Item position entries
────

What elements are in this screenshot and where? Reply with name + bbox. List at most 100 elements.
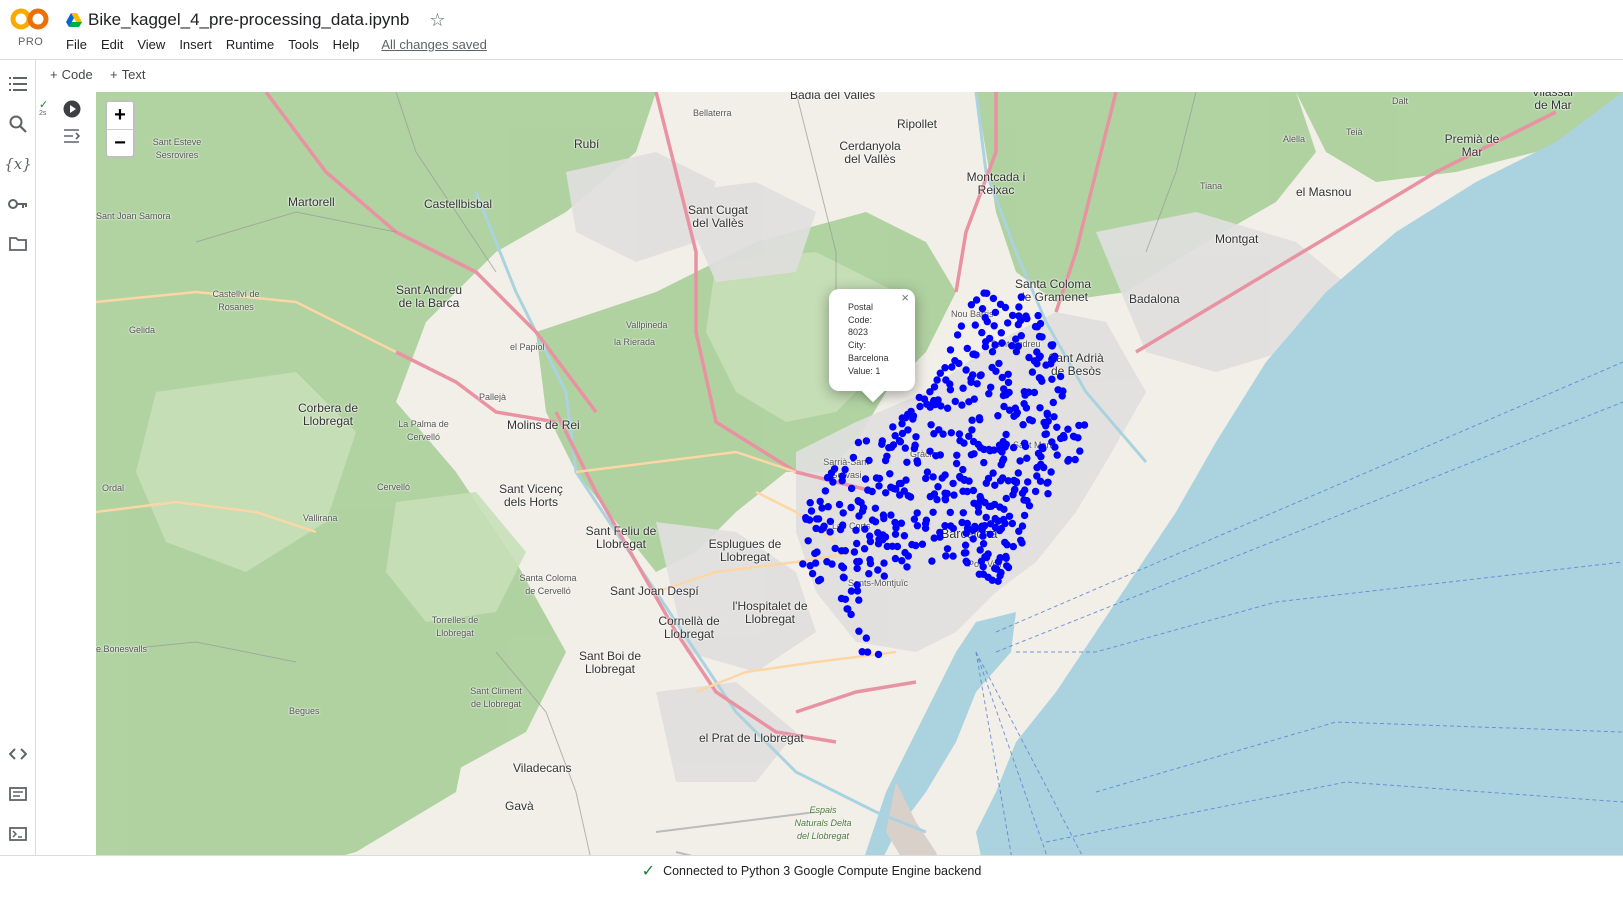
- postal-code-marker[interactable]: [1020, 439, 1029, 447]
- postal-code-marker[interactable]: [996, 526, 1004, 535]
- postal-code-marker[interactable]: [983, 289, 991, 298]
- postal-code-marker[interactable]: [823, 473, 832, 482]
- postal-code-marker[interactable]: [978, 328, 986, 337]
- postal-code-marker[interactable]: [903, 458, 911, 466]
- postal-code-marker[interactable]: [1014, 469, 1022, 477]
- postal-code-marker[interactable]: [995, 359, 1003, 368]
- postal-code-marker[interactable]: [807, 507, 816, 515]
- postal-code-marker[interactable]: [1058, 392, 1066, 400]
- zoom-in-button[interactable]: +: [107, 102, 133, 129]
- postal-code-marker[interactable]: [988, 348, 997, 356]
- postal-code-marker[interactable]: [971, 524, 980, 533]
- postal-code-marker[interactable]: [901, 548, 909, 557]
- postal-code-marker[interactable]: [874, 650, 883, 659]
- postal-code-marker[interactable]: [989, 469, 997, 477]
- postal-code-marker[interactable]: [946, 380, 954, 388]
- postal-code-marker[interactable]: [986, 530, 994, 538]
- postal-code-marker[interactable]: [1035, 332, 1044, 341]
- postal-code-marker[interactable]: [1053, 423, 1061, 431]
- postal-code-marker[interactable]: [1047, 468, 1055, 476]
- postal-code-marker[interactable]: [938, 474, 946, 482]
- postal-code-marker[interactable]: [1014, 320, 1022, 329]
- postal-code-marker[interactable]: [1023, 454, 1031, 462]
- postal-code-marker[interactable]: [855, 627, 863, 635]
- postal-code-marker[interactable]: [916, 402, 924, 411]
- postal-code-marker[interactable]: [959, 487, 967, 495]
- terminal-icon[interactable]: [6, 822, 30, 846]
- postal-code-marker[interactable]: [929, 508, 937, 516]
- postal-code-marker[interactable]: [968, 416, 976, 424]
- postal-code-marker[interactable]: [1043, 479, 1051, 487]
- postal-code-marker[interactable]: [898, 420, 906, 428]
- postal-code-marker[interactable]: [991, 481, 999, 489]
- postal-code-marker[interactable]: [994, 412, 1002, 420]
- menu-tools[interactable]: Tools: [288, 37, 324, 52]
- postal-code-marker[interactable]: [963, 344, 971, 353]
- postal-code-marker[interactable]: [843, 605, 851, 613]
- postal-code-marker[interactable]: [959, 465, 967, 474]
- postal-code-marker[interactable]: [950, 491, 958, 499]
- postal-code-marker[interactable]: [991, 514, 999, 523]
- postal-code-marker[interactable]: [1004, 319, 1012, 327]
- postal-code-marker[interactable]: [991, 564, 999, 573]
- postal-code-marker[interactable]: [868, 487, 876, 496]
- postal-code-marker[interactable]: [840, 574, 848, 582]
- postal-code-marker[interactable]: [865, 570, 873, 578]
- postal-code-marker[interactable]: [1020, 400, 1028, 408]
- postal-code-marker[interactable]: [852, 526, 860, 534]
- postal-code-marker[interactable]: [906, 493, 915, 501]
- postal-code-marker[interactable]: [861, 525, 869, 533]
- postal-code-marker[interactable]: [930, 383, 939, 391]
- postal-code-marker[interactable]: [1018, 539, 1026, 547]
- postal-code-marker[interactable]: [841, 465, 849, 474]
- postal-code-marker[interactable]: [913, 522, 922, 530]
- postal-code-marker[interactable]: [882, 489, 890, 497]
- postal-code-marker[interactable]: [909, 412, 918, 420]
- postal-code-marker[interactable]: [1025, 502, 1034, 510]
- postal-code-marker[interactable]: [1028, 368, 1037, 376]
- postal-code-marker[interactable]: [975, 414, 984, 422]
- output-options-icon[interactable]: [63, 128, 83, 144]
- postal-code-marker[interactable]: [985, 334, 994, 343]
- postal-code-marker[interactable]: [880, 514, 888, 523]
- postal-code-marker[interactable]: [1048, 375, 1056, 383]
- postal-code-marker[interactable]: [866, 537, 875, 546]
- postal-code-marker[interactable]: [901, 444, 909, 452]
- postal-code-marker[interactable]: [1064, 425, 1072, 433]
- postal-code-marker[interactable]: [811, 549, 819, 558]
- postal-code-marker[interactable]: [1005, 512, 1014, 520]
- close-icon[interactable]: ×: [901, 291, 909, 305]
- postal-code-marker[interactable]: [1070, 433, 1078, 441]
- postal-code-marker[interactable]: [816, 497, 824, 506]
- colab-logo[interactable]: PRO: [10, 6, 54, 52]
- run-cell-icon[interactable]: [63, 100, 81, 118]
- postal-code-marker[interactable]: [959, 384, 967, 392]
- postal-code-marker[interactable]: [847, 610, 855, 619]
- postal-code-marker[interactable]: [1000, 505, 1008, 513]
- postal-code-marker[interactable]: [1025, 416, 1034, 424]
- postal-code-marker[interactable]: [880, 572, 888, 580]
- postal-code-marker[interactable]: [968, 426, 976, 434]
- postal-code-marker[interactable]: [847, 587, 856, 595]
- postal-code-marker[interactable]: [930, 534, 938, 542]
- postal-code-marker[interactable]: [855, 557, 863, 566]
- postal-code-marker[interactable]: [879, 536, 887, 544]
- postal-code-marker[interactable]: [826, 528, 834, 536]
- postal-code-marker[interactable]: [1035, 353, 1043, 362]
- postal-code-marker[interactable]: [959, 509, 967, 517]
- postal-code-marker[interactable]: [1008, 311, 1017, 320]
- postal-code-marker[interactable]: [1040, 463, 1048, 472]
- postal-code-marker[interactable]: [808, 569, 817, 578]
- postal-code-marker[interactable]: [953, 451, 961, 459]
- postal-code-marker[interactable]: [889, 423, 897, 431]
- postal-code-marker[interactable]: [1015, 303, 1023, 311]
- postal-code-marker[interactable]: [1016, 457, 1024, 465]
- postal-code-marker[interactable]: [1053, 451, 1061, 459]
- postal-code-marker[interactable]: [1001, 538, 1009, 547]
- postal-code-marker[interactable]: [885, 444, 893, 452]
- postal-code-marker[interactable]: [858, 507, 867, 515]
- postal-code-marker[interactable]: [839, 509, 847, 517]
- code-snippets-icon[interactable]: [6, 742, 30, 766]
- postal-code-marker[interactable]: [1019, 421, 1027, 429]
- postal-code-marker[interactable]: [965, 432, 973, 440]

────

■ Task goal: Convert the listing above into a numbered list, dropping any blank lines and leaving out the pictures.

■ Task result:
1. What elements are in this screenshot and where? Reply with name + bbox. List at most 100 elements.
2. - postal-code-marker[interactable]: [1020, 439, 1029, 447]
3. - postal-code-marker[interactable]: [996, 526, 1004, 535]
4. - postal-code-marker[interactable]: [983, 289, 991, 298]
5. - postal-code-marker[interactable]: [823, 473, 832, 482]
6. - postal-code-marker[interactable]: [978, 328, 986, 337]
7. - postal-code-marker[interactable]: [903, 458, 911, 466]
8. - postal-code-marker[interactable]: [1014, 469, 1022, 477]
9. - postal-code-marker[interactable]: [995, 359, 1003, 368]
10. - postal-code-marker[interactable]: [807, 507, 816, 515]
11. - postal-code-marker[interactable]: [1058, 392, 1066, 400]
12. - zoom-in-button[interactable]: +: [107, 102, 133, 129]
13. - postal-code-marker[interactable]: [988, 348, 997, 356]
14. - postal-code-marker[interactable]: [971, 524, 980, 533]
15. - postal-code-marker[interactable]: [901, 548, 909, 557]
16. - postal-code-marker[interactable]: [874, 650, 883, 659]
17. - postal-code-marker[interactable]: [989, 469, 997, 477]
18. - postal-code-marker[interactable]: [946, 380, 954, 388]
19. - postal-code-marker[interactable]: [986, 530, 994, 538]
20. - postal-code-marker[interactable]: [1035, 332, 1044, 341]
21. - postal-code-marker[interactable]: [1053, 423, 1061, 431]
22. - postal-code-marker[interactable]: [1047, 468, 1055, 476]
23. - postal-code-marker[interactable]: [938, 474, 946, 482]
24. - postal-code-marker[interactable]: [1014, 320, 1022, 329]
25. - postal-code-marker[interactable]: [1023, 454, 1031, 462]
26. - postal-code-marker[interactable]: [855, 627, 863, 635]
27. - postal-code-marker[interactable]: [916, 402, 924, 411]
28. - postal-code-marker[interactable]: [959, 487, 967, 495]
29. - terminal-icon[interactable]: [6, 822, 30, 846]
30. - postal-code-marker[interactable]: [929, 508, 937, 516]
31. - postal-code-marker[interactable]: [968, 416, 976, 424]
32. - postal-code-marker[interactable]: [1043, 479, 1051, 487]
33. - postal-code-marker[interactable]: [898, 420, 906, 428]
34. - postal-code-marker[interactable]: [991, 481, 999, 489]
35. - postal-code-marker[interactable]: [994, 412, 1002, 420]
36. - menu-tools[interactable]: Tools: [288, 37, 324, 52]
37. - postal-code-marker[interactable]: [963, 344, 971, 353]
38. - postal-code-marker[interactable]: [843, 605, 851, 613]
39. - postal-code-marker[interactable]: [959, 465, 967, 474]
40. - postal-code-marker[interactable]: [950, 491, 958, 499]
41. - postal-code-marker[interactable]: [991, 514, 999, 523]
42. - postal-code-marker[interactable]: [1004, 319, 1012, 327]
43. - postal-code-marker[interactable]: [991, 564, 999, 573]
44. - postal-code-marker[interactable]: [868, 487, 876, 496]
45. - postal-code-marker[interactable]: [840, 574, 848, 582]
46. - postal-code-marker[interactable]: [865, 570, 873, 578]
47. - postal-code-marker[interactable]: [1020, 400, 1028, 408]
48. - postal-code-marker[interactable]: [852, 526, 860, 534]
49. - postal-code-marker[interactable]: [906, 493, 915, 501]
50. - postal-code-marker[interactable]: [861, 525, 869, 533]
51. - postal-code-marker[interactable]: [930, 383, 939, 391]
52. - postal-code-marker[interactable]: [1018, 539, 1026, 547]
53. - postal-code-marker[interactable]: [841, 465, 849, 474]
54. - postal-code-marker[interactable]: [913, 522, 922, 530]
55. - postal-code-marker[interactable]: [882, 489, 890, 497]
56. - postal-code-marker[interactable]: [909, 412, 918, 420]
57. - postal-code-marker[interactable]: [1025, 502, 1034, 510]
58. - postal-code-marker[interactable]: [1028, 368, 1037, 376]
59. - postal-code-marker[interactable]: [975, 414, 984, 422]
60. - output-options-icon[interactable]: [63, 128, 83, 144]
61. - postal-code-marker[interactable]: [985, 334, 994, 343]
62. - postal-code-marker[interactable]: [880, 514, 888, 523]
63. - postal-code-marker[interactable]: [1048, 375, 1056, 383]
64. - postal-code-marker[interactable]: [866, 537, 875, 546]
65. - postal-code-marker[interactable]: [901, 444, 909, 452]
66. - postal-code-marker[interactable]: [1064, 425, 1072, 433]
67. - postal-code-marker[interactable]: [811, 549, 819, 558]
68. - postal-code-marker[interactable]: [1005, 512, 1014, 520]
69. - close-icon[interactable]: ×: [901, 291, 909, 305]
70. - postal-code-marker[interactable]: [1070, 433, 1078, 441]
71. - postal-code-marker[interactable]: [816, 497, 824, 506]
72. - colab-logo[interactable]: PRO: [10, 6, 54, 52]
73. - run-cell-icon[interactable]: [63, 100, 81, 118]
74. - postal-code-marker[interactable]: [959, 384, 967, 392]
75. - postal-code-marker[interactable]: [847, 610, 855, 619]
76. - postal-code-marker[interactable]: [1000, 505, 1008, 513]
77. - postal-code-marker[interactable]: [1025, 416, 1034, 424]
78. - postal-code-marker[interactable]: [880, 572, 888, 580]
79. - postal-code-marker[interactable]: [968, 426, 976, 434]
80. - postal-code-marker[interactable]: [847, 587, 856, 595]
81. - postal-code-marker[interactable]: [930, 534, 938, 542]
82. - postal-code-marker[interactable]: [855, 557, 863, 566]
83. - postal-code-marker[interactable]: [879, 536, 887, 544]
84. - postal-code-marker[interactable]: [826, 528, 834, 536]
85. - postal-code-marker[interactable]: [1035, 353, 1043, 362]
86. - postal-code-marker[interactable]: [959, 509, 967, 517]
87. - postal-code-marker[interactable]: [1008, 311, 1017, 320]
88. - postal-code-marker[interactable]: [1040, 463, 1048, 472]
89. - postal-code-marker[interactable]: [808, 569, 817, 578]
90. - postal-code-marker[interactable]: [953, 451, 961, 459]
91. - postal-code-marker[interactable]: [889, 423, 897, 431]
92. - postal-code-marker[interactable]: [1015, 303, 1023, 311]
93. - postal-code-marker[interactable]: [1016, 457, 1024, 465]
94. - postal-code-marker[interactable]: [1053, 451, 1061, 459]
95. - postal-code-marker[interactable]: [1001, 538, 1009, 547]
96. - postal-code-marker[interactable]: [885, 444, 893, 452]
97. - postal-code-marker[interactable]: [858, 507, 867, 515]
98. - postal-code-marker[interactable]: [839, 509, 847, 517]
99. - code-snippets-icon[interactable]: [6, 742, 30, 766]
100. - postal-code-marker[interactable]: [1019, 421, 1027, 429]
101. - postal-code-marker[interactable]: [965, 432, 973, 440]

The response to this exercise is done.